Data excerpts:
------------------------------------------------

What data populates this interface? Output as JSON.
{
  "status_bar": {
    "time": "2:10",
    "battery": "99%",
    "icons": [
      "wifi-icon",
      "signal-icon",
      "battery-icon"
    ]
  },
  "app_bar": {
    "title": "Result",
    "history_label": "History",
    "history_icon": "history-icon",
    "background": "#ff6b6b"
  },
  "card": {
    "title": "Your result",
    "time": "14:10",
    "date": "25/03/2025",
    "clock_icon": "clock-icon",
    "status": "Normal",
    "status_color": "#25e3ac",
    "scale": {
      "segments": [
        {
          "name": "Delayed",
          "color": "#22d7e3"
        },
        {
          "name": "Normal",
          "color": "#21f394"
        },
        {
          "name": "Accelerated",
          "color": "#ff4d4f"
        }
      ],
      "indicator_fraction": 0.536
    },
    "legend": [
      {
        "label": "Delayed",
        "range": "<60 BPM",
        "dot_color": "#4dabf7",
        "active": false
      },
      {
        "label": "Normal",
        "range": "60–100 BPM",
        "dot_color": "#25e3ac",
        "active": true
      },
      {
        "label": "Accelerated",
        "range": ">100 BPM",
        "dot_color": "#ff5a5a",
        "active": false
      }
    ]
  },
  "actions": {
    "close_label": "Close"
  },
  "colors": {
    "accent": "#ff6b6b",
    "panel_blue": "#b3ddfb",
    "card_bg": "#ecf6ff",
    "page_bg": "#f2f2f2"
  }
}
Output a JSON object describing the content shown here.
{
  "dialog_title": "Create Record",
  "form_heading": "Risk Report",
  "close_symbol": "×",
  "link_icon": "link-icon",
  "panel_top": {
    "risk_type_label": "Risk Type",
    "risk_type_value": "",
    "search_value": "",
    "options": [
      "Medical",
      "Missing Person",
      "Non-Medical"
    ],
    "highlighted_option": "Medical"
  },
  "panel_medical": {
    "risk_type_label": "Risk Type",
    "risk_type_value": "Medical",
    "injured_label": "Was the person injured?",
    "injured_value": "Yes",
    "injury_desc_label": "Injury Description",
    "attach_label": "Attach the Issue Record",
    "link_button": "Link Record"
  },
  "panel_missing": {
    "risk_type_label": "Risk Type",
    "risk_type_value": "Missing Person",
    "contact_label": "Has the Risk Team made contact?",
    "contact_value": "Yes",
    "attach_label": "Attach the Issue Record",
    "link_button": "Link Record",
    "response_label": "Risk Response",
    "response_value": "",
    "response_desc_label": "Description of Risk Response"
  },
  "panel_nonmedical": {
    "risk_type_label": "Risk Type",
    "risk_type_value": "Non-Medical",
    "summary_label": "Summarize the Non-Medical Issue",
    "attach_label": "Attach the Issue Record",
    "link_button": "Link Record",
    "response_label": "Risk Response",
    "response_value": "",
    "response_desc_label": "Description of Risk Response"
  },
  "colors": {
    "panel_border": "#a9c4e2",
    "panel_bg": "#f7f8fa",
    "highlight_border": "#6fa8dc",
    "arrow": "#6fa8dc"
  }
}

------------------------------------------------

Task requirements: Every line of the data above should be copied exactly.

Result of this task:
What data populates this interface? Output as JSON.
{
  "status_bar": {
    "time": "2:10",
    "battery": "99%",
    "icons": [
      "wifi-icon",
      "signal-icon",
      "battery-icon"
    ]
  },
  "app_bar": {
    "title": "Result",
    "history_label": "History",
    "history_icon": "history-icon",
    "background": "#ff6b6b"
  },
  "card": {
    "title": "Your result",
    "time": "14:10",
    "date": "25/03/2025",
    "clock_icon": "clock-icon",
    "status": "Normal",
    "status_color": "#25e3ac",
    "scale": {
      "segments": [
        {
          "name": "Delayed",
          "color": "#22d7e3"
        },
        {
          "name": "Normal",
          "color": "#21f394"
        },
        {
          "name": "Accelerated",
          "color": "#ff4d4f"
        }
      ],
      "indicator_fraction": 0.536
    },
    "legend": [
      {
        "label": "Delayed",
        "range": "<60 BPM",
        "dot_color": "#4dabf7",
        "active": false
      },
      {
        "label": "Normal",
        "range": "60–100 BPM",
        "dot_color": "#25e3ac",
        "active": true
      },
      {
        "label": "Accelerated",
        "range": ">100 BPM",
        "dot_color": "#ff5a5a",
        "active": false
      }
    ]
  },
  "actions": {
    "close_label": "Close"
  },
  "colors": {
    "accent": "#ff6b6b",
    "panel_blue": "#b3ddfb",
    "card_bg": "#ecf6ff",
    "page_bg": "#f2f2f2"
  }
}
Output a JSON object describing the content shown here.
{
  "dialog_title": "Create Record",
  "form_heading": "Risk Report",
  "close_symbol": "×",
  "link_icon": "link-icon",
  "panel_top": {
    "risk_type_label": "Risk Type",
    "risk_type_value": "",
    "search_value": "",
    "options": [
      "Medical",
      "Missing Person",
      "Non-Medical"
    ],
    "highlighted_option": "Medical"
  },
  "panel_medical": {
    "risk_type_label": "Risk Type",
    "risk_type_value": "Medical",
    "injured_label": "Was the person injured?",
    "injured_value": "Yes",
    "injury_desc_label": "Injury Description",
    "attach_label": "Attach the Issue Record",
    "link_button": "Link Record"
  },
  "panel_missing": {
    "risk_type_label": "Risk Type",
    "risk_type_value": "Missing Person",
    "contact_label": "Has the Risk Team made contact?",
    "contact_value": "Yes",
    "attach_label": "Attach the Issue Record",
    "link_button": "Link Record",
    "response_label": "Risk Response",
    "response_value": "",
    "response_desc_label": "Description of Risk Response"
  },
  "panel_nonmedical": {
    "risk_type_label": "Risk Type",
    "risk_type_value": "Non-Medical",
    "summary_label": "Summarize the Non-Medical Issue",
    "attach_label": "Attach the Issue Record",
    "link_button": "Link Record",
    "response_label": "Risk Response",
    "response_value": "",
    "response_desc_label": "Description of Risk Response"
  },
  "colors": {
    "panel_border": "#a9c4e2",
    "panel_bg": "#f7f8fa",
    "highlight_border": "#6fa8dc",
    "arrow": "#6fa8dc"
  }
}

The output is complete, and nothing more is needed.